# Objective:
Lines that hold the word "text" should be located and copied.

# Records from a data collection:
________________________
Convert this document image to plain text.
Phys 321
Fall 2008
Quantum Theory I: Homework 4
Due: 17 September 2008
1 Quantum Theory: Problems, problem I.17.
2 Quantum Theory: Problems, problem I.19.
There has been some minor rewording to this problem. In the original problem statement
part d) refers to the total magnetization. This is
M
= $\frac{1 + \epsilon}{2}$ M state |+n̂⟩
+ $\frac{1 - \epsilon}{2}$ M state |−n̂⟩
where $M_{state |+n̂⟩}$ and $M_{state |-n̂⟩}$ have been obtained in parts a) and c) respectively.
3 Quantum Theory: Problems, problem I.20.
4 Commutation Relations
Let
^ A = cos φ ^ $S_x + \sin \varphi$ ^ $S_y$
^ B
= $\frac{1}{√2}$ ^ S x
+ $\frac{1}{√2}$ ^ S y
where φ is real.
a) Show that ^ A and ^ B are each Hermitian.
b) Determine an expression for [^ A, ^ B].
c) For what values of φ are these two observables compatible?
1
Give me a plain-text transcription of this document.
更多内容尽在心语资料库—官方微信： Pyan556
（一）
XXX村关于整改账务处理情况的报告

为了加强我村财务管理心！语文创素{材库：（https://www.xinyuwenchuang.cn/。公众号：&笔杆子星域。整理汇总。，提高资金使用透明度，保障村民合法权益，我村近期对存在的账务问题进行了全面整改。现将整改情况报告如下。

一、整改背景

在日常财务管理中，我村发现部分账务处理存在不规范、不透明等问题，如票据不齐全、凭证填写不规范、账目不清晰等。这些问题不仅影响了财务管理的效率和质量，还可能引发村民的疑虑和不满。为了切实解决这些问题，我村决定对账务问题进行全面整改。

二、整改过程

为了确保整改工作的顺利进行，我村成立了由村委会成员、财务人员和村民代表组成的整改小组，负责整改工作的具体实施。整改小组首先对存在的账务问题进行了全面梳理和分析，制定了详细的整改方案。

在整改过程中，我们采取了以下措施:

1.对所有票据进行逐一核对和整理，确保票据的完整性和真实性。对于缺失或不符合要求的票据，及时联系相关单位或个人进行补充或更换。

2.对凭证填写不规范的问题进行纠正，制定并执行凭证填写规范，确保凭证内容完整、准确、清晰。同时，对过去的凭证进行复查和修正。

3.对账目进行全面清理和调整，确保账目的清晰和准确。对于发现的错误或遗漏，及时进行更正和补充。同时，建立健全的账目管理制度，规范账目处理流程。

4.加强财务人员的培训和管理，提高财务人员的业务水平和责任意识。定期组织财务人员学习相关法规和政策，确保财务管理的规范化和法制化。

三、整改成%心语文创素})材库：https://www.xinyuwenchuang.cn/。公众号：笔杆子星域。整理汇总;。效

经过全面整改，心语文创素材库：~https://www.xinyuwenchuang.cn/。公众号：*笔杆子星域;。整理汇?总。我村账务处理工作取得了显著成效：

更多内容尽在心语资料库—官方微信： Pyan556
________________________
# Task response:
Convert this document image to plain text.
Give me a plain-text transcription of this document.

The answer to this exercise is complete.